[Written task] Will you transcribe the entries that follow, exactly and in full?

---------- Data provided ----------

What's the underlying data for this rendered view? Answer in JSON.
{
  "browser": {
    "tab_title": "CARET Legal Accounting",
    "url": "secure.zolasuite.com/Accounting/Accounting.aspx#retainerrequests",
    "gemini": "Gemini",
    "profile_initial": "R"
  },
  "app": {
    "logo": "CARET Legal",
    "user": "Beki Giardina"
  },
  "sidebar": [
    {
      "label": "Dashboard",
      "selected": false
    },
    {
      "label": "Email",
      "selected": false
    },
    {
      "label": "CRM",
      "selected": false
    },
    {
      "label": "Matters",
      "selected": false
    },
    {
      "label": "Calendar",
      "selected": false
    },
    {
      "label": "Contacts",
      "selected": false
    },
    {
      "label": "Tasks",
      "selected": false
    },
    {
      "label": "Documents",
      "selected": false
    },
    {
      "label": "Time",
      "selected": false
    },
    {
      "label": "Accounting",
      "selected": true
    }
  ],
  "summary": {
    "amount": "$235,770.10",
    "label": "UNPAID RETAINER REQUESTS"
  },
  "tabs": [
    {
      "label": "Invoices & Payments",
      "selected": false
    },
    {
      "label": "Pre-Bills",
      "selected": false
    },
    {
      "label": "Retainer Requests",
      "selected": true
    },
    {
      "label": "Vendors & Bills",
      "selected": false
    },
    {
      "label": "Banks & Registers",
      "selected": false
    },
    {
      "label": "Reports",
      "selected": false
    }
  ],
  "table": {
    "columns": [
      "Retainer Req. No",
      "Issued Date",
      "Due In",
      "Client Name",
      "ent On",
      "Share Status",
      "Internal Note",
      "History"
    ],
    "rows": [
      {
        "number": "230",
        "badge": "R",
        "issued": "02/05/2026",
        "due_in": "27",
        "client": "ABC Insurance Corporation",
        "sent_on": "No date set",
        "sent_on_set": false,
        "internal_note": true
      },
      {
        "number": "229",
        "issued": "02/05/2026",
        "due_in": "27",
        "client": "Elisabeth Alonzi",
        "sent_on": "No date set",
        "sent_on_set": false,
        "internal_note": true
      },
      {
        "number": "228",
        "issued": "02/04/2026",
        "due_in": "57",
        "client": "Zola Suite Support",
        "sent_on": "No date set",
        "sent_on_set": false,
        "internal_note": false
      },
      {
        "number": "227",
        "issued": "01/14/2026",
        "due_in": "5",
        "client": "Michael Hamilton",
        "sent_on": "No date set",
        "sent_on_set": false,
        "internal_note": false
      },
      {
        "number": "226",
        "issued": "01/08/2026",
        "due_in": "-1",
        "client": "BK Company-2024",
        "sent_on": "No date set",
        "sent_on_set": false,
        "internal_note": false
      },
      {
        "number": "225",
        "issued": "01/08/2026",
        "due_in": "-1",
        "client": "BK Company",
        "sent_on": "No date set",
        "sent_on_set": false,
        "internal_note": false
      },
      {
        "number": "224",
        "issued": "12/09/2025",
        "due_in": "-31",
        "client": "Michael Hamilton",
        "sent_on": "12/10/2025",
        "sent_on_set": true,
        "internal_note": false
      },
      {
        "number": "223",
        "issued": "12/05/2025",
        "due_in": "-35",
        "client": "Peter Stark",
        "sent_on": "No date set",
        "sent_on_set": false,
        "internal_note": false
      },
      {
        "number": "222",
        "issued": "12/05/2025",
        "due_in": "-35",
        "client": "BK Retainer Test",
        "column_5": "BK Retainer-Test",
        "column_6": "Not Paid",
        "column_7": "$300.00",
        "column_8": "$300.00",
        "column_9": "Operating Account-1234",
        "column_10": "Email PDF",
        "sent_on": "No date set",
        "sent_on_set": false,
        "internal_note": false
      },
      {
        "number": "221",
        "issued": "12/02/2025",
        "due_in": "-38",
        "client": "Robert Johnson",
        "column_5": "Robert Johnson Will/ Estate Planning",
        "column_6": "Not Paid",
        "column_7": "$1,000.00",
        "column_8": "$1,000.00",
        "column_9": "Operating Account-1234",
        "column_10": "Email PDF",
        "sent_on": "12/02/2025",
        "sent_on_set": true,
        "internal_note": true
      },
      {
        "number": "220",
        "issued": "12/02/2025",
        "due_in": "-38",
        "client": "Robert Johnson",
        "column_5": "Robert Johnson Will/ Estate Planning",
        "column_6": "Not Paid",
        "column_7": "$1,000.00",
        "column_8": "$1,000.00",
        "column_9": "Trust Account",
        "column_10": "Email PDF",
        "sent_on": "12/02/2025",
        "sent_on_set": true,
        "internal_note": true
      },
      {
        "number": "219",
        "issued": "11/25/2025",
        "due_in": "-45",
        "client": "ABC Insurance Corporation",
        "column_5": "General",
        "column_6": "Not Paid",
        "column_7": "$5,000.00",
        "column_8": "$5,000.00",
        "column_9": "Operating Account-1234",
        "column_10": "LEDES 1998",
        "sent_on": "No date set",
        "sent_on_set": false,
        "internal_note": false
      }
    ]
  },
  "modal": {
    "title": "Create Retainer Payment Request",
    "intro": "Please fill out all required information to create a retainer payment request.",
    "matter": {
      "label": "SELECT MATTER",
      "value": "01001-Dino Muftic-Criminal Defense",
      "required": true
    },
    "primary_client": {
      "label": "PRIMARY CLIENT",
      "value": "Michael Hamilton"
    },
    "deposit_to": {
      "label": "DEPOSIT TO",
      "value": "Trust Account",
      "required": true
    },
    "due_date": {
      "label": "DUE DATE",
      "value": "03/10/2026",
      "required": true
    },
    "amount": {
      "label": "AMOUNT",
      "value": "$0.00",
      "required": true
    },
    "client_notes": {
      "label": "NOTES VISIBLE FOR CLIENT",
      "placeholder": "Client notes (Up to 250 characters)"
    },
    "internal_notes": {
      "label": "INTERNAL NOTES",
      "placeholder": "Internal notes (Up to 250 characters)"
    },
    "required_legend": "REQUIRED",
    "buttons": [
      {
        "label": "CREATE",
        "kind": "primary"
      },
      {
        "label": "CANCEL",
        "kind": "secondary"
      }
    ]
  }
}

----------

[Problem solution]
What's the underlying data for this rendered view? Answer in JSON.
{
  "browser": {
    "tab_title": "CARET Legal Accounting",
    "url": "secure.zolasuite.com/Accounting/Accounting.aspx#retainerrequests",
    "gemini": "Gemini",
    "profile_initial": "R"
  },
  "app": {
    "logo": "CARET Legal",
    "user": "Beki Giardina"
  },
  "sidebar": [
    {
      "label": "Dashboard",
      "selected": false
    },
    {
      "label": "Email",
      "selected": false
    },
    {
      "label": "CRM",
      "selected": false
    },
    {
      "label": "Matters",
      "selected": false
    },
    {
      "label": "Calendar",
      "selected": false
    },
    {
      "label": "Contacts",
      "selected": false
    },
    {
      "label": "Tasks",
      "selected": false
    },
    {
      "label": "Documents",
      "selected": false
    },
    {
      "label": "Time",
      "selected": false
    },
    {
      "label": "Accounting",
      "selected": true
    }
  ],
  "summary": {
    "amount": "$235,770.10",
    "label": "UNPAID RETAINER REQUESTS"
  },
  "tabs": [
    {
      "label": "Invoices & Payments",
      "selected": false
    },
    {
      "label": "Pre-Bills",
      "selected": false
    },
    {
      "label": "Retainer Requests",
      "selected": true
    },
    {
      "label": "Vendors & Bills",
      "selected": false
    },
    {
      "label": "Banks & Registers",
      "selected": false
    },
    {
      "label": "Reports",
      "selected": false
    }
  ],
  "table": {
    "columns": [
      "Retainer Req. No",
      "Issued Date",
      "Due In",
      "Client Name",
      "ent On",
      "Share Status",
      "Internal Note",
      "History"
    ],
    "rows": [
      {
        "number": "230",
        "badge": "R",
        "issued": "02/05/2026",
        "due_in": "27",
        "client": "ABC Insurance Corporation",
        "sent_on": "No date set",
        "sent_on_set": false,
        "internal_note": true
      },
      {
        "number": "229",
        "issued": "02/05/2026",
        "due_in": "27",
        "client": "Elisabeth Alonzi",
        "sent_on": "No date set",
        "sent_on_set": false,
        "internal_note": true
      },
      {
        "number": "228",
        "issued": "02/04/2026",
        "due_in": "57",
        "client": "Zola Suite Support",
        "sent_on": "No date set",
        "sent_on_set": false,
        "internal_note": false
      },
      {
        "number": "227",
        "issued": "01/14/2026",
        "due_in": "5",
        "client": "Michael Hamilton",
        "sent_on": "No date set",
        "sent_on_set": false,
        "internal_note": false
      },
      {
        "number": "226",
        "issued": "01/08/2026",
        "due_in": "-1",
        "client": "BK Company-2024",
        "sent_on": "No date set",
        "sent_on_set": false,
        "internal_note": false
      },
      {
        "number": "225",
        "issued": "01/08/2026",
        "due_in": "-1",
        "client": "BK Company",
        "sent_on": "No date set",
        "sent_on_set": false,
        "internal_note": false
      },
      {
        "number": "224",
        "issued": "12/09/2025",
        "due_in": "-31",
        "client": "Michael Hamilton",
        "sent_on": "12/10/2025",
        "sent_on_set": true,
        "internal_note": false
      },
      {
        "number": "223",
        "issued": "12/05/2025",
        "due_in": "-35",
        "client": "Peter Stark",
        "sent_on": "No date set",
        "sent_on_set": false,
        "internal_note": false
      },
      {
        "number": "222",
        "issued": "12/05/2025",
        "due_in": "-35",
        "client": "BK Retainer Test",
        "column_5": "BK Retainer-Test",
        "column_6": "Not Paid",
        "column_7": "$300.00",
        "column_8": "$300.00",
        "column_9": "Operating Account-1234",
        "column_10": "Email PDF",
        "sent_on": "No date set",
        "sent_on_set": false,
        "internal_note": false
      },
      {
        "number": "221",
        "issued": "12/02/2025",
        "due_in": "-38",
        "client": "Robert Johnson",
        "column_5": "Robert Johnson Will/ Estate Planning",
        "column_6": "Not Paid",
        "column_7": "$1,000.00",
        "column_8": "$1,000.00",
        "column_9": "Operating Account-1234",
        "column_10": "Email PDF",
        "sent_on": "12/02/2025",
        "sent_on_set": true,
        "internal_note": true
      },
      {
        "number": "220",
        "issued": "12/02/2025",
        "due_in": "-38",
        "client": "Robert Johnson",
        "column_5": "Robert Johnson Will/ Estate Planning",
        "column_6": "Not Paid",
        "column_7": "$1,000.00",
        "column_8": "$1,000.00",
        "column_9": "Trust Account",
        "column_10": "Email PDF",
        "sent_on": "12/02/2025",
        "sent_on_set": true,
        "internal_note": true
      },
      {
        "number": "219",
        "issued": "11/25/2025",
        "due_in": "-45",
        "client": "ABC Insurance Corporation",
        "column_5": "General",
        "column_6": "Not Paid",
        "column_7": "$5,000.00",
        "column_8": "$5,000.00",
        "column_9": "Operating Account-1234",
        "column_10": "LEDES 1998",
        "sent_on": "No date set",
        "sent_on_set": false,
        "internal_note": false
      }
    ]
  },
  "modal": {
    "title": "Create Retainer Payment Request",
    "intro": "Please fill out all required information to create a retainer payment request.",
    "matter": {
      "label": "SELECT MATTER",
      "value": "01001-Dino Muftic-Criminal Defense",
      "required": true
    },
    "primary_client": {
      "label": "PRIMARY CLIENT",
      "value": "Michael Hamilton"
    },
    "deposit_to": {
      "label": "DEPOSIT TO",
      "value": "Trust Account",
      "required": true
    },
    "due_date": {
      "label": "DUE DATE",
      "value": "03/10/2026",
      "required": true
    },
    "amount": {
      "label": "AMOUNT",
      "value": "$0.00",
      "required": true
    },
    "client_notes": {
      "label": "NOTES VISIBLE FOR CLIENT",
      "placeholder": "Client notes (Up to 250 characters)"
    },
    "internal_notes": {
      "label": "INTERNAL NOTES",
      "placeholder": "Internal notes (Up to 250 characters)"
    },
    "required_legend": "REQUIRED",
    "buttons": [
      {
        "label": "CREATE",
        "kind": "primary"
      },
      {
        "label": "CANCEL",
        "kind": "secondary"
      }
    ]
  }
}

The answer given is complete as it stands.